===== EXTRACTED DATA =====
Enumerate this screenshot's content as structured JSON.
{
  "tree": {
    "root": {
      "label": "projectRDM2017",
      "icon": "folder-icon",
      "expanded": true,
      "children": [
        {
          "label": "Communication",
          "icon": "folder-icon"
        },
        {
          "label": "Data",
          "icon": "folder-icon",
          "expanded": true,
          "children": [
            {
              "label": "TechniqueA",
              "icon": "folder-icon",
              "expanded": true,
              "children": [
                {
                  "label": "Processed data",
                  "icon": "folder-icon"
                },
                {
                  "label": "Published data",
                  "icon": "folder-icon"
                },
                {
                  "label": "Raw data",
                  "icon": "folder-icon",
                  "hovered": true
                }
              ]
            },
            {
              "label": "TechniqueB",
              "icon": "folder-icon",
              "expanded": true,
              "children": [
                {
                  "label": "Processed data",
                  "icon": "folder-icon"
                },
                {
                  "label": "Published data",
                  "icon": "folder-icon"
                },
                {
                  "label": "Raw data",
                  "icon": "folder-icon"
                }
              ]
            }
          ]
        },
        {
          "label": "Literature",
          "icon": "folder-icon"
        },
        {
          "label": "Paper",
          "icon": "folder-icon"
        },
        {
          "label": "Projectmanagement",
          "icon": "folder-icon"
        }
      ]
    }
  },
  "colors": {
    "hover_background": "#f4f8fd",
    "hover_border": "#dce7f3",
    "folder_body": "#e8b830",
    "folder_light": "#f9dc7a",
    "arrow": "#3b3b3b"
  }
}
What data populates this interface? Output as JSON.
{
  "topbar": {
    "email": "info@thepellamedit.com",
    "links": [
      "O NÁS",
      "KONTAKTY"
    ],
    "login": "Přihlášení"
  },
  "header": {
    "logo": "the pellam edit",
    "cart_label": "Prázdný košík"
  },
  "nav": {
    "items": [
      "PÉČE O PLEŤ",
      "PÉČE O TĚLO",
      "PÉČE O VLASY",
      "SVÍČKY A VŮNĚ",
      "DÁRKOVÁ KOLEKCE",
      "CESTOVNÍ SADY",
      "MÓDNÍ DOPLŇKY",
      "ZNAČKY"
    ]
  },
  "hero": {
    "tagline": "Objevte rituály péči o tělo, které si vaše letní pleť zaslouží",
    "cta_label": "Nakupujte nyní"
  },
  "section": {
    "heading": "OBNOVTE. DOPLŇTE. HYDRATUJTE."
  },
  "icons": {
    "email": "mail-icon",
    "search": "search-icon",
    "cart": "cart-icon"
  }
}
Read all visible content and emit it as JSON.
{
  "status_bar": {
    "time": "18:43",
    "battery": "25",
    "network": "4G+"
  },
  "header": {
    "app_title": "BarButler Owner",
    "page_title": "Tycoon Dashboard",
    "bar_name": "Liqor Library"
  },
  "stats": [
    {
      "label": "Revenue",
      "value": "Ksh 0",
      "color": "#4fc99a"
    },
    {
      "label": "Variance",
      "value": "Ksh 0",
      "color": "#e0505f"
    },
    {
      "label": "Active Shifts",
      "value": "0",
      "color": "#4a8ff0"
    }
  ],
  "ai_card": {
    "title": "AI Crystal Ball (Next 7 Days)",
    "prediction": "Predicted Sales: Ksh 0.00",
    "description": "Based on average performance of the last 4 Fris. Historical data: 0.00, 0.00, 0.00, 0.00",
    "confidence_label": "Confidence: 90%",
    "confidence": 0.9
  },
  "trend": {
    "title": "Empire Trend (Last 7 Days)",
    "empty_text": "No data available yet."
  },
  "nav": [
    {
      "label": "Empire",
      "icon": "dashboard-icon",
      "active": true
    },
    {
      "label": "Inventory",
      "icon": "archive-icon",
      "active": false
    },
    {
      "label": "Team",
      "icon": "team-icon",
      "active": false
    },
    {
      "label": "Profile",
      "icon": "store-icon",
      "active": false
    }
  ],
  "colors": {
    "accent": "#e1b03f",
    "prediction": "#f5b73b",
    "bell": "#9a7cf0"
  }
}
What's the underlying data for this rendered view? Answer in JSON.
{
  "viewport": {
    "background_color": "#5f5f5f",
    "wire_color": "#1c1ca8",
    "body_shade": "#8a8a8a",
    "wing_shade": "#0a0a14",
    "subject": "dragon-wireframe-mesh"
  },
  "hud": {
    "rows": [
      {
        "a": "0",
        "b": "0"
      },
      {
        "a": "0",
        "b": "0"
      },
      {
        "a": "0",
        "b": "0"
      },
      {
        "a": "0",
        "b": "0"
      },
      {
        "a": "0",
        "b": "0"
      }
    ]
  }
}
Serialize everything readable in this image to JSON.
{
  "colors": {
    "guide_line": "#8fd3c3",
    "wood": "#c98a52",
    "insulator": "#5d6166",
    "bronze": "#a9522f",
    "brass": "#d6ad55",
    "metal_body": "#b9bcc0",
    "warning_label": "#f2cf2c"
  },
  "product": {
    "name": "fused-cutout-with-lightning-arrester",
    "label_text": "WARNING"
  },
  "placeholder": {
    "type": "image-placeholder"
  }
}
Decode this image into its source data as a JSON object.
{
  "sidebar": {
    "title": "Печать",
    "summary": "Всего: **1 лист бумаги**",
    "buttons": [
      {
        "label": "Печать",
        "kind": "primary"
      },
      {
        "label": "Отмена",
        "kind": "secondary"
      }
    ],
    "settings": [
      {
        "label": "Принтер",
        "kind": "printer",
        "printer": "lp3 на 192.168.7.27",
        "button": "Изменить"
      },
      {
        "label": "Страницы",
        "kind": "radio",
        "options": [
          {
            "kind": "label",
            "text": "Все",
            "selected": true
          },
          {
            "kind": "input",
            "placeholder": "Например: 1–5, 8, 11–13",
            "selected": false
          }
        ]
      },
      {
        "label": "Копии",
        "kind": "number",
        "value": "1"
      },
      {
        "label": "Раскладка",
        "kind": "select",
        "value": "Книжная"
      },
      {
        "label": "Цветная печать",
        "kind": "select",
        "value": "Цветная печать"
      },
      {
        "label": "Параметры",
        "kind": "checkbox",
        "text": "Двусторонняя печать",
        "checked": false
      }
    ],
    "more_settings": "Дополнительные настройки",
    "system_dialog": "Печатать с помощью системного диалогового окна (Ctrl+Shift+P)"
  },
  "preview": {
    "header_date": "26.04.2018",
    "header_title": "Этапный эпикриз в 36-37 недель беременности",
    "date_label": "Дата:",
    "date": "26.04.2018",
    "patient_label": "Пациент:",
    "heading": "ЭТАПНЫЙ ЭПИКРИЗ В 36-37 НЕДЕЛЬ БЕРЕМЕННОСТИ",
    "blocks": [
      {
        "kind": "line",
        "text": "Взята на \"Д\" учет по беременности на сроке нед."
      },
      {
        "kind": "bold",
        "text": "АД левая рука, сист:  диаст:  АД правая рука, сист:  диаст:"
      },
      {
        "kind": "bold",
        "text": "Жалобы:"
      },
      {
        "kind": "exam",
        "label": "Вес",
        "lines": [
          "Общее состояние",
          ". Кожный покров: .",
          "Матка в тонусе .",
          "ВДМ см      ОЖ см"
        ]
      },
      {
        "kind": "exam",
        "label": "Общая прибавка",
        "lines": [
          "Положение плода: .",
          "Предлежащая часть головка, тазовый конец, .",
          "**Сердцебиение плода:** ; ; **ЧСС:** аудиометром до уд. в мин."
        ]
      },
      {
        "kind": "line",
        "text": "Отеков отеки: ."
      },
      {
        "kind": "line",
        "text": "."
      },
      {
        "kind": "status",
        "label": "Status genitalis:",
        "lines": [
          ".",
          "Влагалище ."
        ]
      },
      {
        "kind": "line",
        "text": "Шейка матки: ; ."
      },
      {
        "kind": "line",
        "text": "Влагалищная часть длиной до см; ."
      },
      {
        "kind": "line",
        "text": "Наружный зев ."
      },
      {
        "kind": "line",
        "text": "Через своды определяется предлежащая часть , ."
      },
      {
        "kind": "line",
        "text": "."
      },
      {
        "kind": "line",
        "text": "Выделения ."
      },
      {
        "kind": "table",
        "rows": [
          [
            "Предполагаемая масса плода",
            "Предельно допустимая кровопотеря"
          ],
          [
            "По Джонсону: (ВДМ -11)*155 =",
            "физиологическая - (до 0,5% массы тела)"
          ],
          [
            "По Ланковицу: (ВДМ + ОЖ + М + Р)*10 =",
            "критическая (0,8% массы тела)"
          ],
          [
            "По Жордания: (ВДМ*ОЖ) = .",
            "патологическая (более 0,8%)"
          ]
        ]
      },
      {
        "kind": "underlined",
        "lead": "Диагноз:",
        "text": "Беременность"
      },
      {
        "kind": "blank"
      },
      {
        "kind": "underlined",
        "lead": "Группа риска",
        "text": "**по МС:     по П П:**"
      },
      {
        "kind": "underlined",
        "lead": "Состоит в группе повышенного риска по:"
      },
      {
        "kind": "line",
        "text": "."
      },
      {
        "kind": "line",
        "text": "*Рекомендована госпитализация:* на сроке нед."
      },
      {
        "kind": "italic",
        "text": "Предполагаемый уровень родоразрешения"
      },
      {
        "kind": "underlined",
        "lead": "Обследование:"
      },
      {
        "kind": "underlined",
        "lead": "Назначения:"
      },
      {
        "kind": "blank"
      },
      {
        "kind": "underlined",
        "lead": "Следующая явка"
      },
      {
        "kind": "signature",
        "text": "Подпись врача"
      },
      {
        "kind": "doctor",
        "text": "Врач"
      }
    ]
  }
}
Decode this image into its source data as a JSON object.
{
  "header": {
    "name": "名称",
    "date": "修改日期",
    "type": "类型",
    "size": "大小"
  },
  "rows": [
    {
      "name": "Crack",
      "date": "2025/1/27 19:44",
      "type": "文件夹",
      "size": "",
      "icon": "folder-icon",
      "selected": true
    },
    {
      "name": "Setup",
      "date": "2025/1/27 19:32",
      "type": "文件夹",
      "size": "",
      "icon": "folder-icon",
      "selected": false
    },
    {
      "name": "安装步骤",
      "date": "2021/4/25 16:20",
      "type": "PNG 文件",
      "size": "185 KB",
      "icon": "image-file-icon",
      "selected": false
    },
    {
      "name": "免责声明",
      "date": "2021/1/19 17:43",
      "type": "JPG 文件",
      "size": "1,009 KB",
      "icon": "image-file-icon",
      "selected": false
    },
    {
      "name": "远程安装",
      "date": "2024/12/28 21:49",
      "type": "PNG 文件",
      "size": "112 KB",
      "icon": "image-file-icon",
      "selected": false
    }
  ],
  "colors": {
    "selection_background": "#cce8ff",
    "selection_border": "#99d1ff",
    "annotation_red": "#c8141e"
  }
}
=====
### WHAT THIS TASK INVOLVES
Lines that hold "риска" are the ones to copy; find all of them.

### RESULT
        "lead": "Группа риска",
        "lead": "Состоит в группе повышенного риска по:"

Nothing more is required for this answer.